§ **Input material**:

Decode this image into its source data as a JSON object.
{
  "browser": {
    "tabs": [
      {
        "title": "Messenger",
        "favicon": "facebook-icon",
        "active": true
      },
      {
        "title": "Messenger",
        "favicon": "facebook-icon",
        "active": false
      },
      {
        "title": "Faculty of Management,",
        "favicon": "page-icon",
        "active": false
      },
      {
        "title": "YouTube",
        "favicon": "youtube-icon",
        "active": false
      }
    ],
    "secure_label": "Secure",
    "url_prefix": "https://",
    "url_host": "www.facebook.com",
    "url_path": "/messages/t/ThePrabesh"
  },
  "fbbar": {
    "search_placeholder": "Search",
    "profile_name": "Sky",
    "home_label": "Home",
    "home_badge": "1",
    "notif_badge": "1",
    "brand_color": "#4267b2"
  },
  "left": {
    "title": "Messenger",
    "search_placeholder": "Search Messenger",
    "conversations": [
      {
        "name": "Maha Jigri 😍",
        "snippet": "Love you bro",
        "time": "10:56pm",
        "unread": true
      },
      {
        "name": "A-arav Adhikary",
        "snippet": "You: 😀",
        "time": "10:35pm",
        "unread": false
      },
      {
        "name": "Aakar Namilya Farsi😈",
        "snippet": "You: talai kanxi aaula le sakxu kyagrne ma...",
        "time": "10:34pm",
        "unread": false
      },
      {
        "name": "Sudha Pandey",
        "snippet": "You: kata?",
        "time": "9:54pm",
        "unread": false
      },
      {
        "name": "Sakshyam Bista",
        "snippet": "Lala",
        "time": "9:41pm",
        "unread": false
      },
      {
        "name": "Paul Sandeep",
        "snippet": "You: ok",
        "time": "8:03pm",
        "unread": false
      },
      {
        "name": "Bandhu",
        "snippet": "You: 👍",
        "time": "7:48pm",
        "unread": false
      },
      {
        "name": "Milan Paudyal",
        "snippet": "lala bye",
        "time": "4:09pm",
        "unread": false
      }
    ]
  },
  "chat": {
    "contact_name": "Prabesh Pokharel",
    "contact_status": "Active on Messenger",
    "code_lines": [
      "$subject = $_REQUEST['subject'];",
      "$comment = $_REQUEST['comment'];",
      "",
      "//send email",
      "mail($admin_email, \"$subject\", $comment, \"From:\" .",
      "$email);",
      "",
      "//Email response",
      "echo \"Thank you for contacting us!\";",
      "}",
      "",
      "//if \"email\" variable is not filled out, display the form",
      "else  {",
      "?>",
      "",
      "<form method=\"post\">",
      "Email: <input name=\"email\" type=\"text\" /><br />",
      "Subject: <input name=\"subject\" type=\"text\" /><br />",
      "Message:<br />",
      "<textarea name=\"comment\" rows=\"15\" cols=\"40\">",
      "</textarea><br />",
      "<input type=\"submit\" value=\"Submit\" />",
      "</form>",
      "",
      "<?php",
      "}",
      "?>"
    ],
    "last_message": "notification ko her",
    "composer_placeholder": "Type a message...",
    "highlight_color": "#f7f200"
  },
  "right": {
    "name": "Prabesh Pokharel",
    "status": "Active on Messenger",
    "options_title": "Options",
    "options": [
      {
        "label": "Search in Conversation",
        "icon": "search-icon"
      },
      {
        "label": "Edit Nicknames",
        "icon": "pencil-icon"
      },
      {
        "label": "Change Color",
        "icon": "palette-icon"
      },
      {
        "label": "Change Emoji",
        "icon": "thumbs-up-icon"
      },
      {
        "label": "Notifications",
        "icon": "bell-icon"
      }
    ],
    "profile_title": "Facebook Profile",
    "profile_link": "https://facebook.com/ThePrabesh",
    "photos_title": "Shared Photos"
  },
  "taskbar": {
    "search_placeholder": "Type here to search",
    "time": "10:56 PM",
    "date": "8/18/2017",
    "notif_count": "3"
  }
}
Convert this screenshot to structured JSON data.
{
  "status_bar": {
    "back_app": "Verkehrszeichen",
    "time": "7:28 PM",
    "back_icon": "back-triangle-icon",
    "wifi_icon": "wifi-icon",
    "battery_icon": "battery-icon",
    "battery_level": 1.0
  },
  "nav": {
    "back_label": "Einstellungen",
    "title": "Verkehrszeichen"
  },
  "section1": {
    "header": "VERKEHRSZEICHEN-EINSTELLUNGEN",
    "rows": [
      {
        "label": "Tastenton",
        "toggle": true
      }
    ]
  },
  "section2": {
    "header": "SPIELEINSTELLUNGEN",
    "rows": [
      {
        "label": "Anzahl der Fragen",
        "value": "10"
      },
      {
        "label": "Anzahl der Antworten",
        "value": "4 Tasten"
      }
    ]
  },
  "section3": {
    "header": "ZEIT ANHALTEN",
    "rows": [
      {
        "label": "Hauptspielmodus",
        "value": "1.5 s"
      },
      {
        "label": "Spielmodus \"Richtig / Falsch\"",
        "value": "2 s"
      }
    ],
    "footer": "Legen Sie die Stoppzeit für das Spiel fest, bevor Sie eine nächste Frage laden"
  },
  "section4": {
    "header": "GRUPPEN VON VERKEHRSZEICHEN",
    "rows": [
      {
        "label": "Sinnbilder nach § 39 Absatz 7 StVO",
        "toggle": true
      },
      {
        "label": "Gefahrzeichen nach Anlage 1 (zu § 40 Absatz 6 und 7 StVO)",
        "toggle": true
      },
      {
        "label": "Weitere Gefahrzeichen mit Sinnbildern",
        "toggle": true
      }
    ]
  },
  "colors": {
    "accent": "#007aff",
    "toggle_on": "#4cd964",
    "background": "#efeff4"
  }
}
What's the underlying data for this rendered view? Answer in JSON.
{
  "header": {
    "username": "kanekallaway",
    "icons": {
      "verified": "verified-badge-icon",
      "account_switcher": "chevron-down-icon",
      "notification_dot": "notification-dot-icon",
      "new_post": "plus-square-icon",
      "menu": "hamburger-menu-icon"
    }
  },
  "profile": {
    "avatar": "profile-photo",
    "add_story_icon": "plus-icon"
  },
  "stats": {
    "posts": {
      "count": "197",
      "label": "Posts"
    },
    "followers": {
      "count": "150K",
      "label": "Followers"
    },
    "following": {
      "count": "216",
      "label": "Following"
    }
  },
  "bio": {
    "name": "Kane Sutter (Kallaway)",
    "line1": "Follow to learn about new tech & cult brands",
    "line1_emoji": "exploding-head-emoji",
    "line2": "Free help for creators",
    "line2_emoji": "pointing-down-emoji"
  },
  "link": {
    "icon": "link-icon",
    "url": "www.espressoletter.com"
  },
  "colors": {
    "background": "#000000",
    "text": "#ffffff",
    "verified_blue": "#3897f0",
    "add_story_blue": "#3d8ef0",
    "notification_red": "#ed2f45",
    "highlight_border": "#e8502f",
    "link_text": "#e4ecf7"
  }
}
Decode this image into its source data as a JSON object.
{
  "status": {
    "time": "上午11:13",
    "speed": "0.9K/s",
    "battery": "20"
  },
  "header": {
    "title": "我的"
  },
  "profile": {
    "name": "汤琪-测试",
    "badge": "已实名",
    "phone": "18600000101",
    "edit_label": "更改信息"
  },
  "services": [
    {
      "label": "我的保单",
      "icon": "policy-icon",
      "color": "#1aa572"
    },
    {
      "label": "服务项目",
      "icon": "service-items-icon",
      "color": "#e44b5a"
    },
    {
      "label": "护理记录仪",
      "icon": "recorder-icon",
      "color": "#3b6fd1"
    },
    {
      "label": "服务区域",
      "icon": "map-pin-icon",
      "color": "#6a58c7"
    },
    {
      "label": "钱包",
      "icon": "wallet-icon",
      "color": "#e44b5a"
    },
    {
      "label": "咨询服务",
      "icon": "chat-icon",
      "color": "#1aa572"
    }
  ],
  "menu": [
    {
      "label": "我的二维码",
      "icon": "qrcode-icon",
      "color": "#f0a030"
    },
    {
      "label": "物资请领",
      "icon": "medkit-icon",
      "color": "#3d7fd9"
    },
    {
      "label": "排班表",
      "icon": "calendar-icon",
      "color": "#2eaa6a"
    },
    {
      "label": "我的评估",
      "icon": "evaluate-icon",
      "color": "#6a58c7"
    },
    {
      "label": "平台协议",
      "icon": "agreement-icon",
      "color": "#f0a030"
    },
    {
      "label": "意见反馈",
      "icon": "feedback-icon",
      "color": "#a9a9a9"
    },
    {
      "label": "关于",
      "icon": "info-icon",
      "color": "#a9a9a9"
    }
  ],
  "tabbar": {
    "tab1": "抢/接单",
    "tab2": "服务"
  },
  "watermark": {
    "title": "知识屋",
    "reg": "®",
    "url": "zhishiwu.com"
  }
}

§ **Task to carry out**:
Copy the lines from the entries above in which the word "Absatz" appears.

§ **Expected answer**:
        "label": "Sinnbilder nach § 39 Absatz 7 StVO",
        "label": "Gefahrzeichen nach Anlage 1 (zu § 40 Absatz 6 und 7 StVO)",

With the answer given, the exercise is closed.